─── EXTRACTED MATERIAL ───

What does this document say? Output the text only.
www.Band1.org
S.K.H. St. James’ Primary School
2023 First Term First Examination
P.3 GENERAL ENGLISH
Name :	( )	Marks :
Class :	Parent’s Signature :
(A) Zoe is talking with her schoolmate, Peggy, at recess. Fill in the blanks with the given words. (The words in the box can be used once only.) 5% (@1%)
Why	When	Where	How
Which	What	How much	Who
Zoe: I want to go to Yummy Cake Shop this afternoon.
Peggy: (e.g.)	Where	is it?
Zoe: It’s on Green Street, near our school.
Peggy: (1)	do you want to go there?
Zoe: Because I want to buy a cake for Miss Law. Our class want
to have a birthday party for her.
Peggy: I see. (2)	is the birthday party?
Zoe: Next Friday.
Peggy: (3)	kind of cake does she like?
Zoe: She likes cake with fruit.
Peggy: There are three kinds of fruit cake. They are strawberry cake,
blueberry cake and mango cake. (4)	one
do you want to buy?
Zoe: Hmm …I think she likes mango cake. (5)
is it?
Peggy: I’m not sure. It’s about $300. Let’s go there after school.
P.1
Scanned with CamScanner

───

• _REQUIREMENTS_
All of the entries must be written out exactly as they stand.

• _TASK RESULT_
What does this document say? Output the text only.
www.Band1.org
S.K.H. St. James’ Primary School
2023 First Term First Examination
P.3 GENERAL ENGLISH
Name :	( )	Marks :
Class :	Parent’s Signature :
(A) Zoe is talking with her schoolmate, Peggy, at recess. Fill in the blanks with the given words. (The words in the box can be used once only.) 5% (@1%)
Why	When	Where	How
Which	What	How much	Who
Zoe: I want to go to Yummy Cake Shop this afternoon.
Peggy: (e.g.)	Where	is it?
Zoe: It’s on Green Street, near our school.
Peggy: (1)	do you want to go there?
Zoe: Because I want to buy a cake for Miss Law. Our class want
to have a birthday party for her.
Peggy: I see. (2)	is the birthday party?
Zoe: Next Friday.
Peggy: (3)	kind of cake does she like?
Zoe: She likes cake with fruit.
Peggy: There are three kinds of fruit cake. They are strawberry cake,
blueberry cake and mango cake. (4)	one
do you want to buy?
Zoe: Hmm …I think she likes mango cake. (5)
is it?
Peggy: I’m not sure. It’s about $300. Let’s go there after school.
P.1
Scanned with CamScanner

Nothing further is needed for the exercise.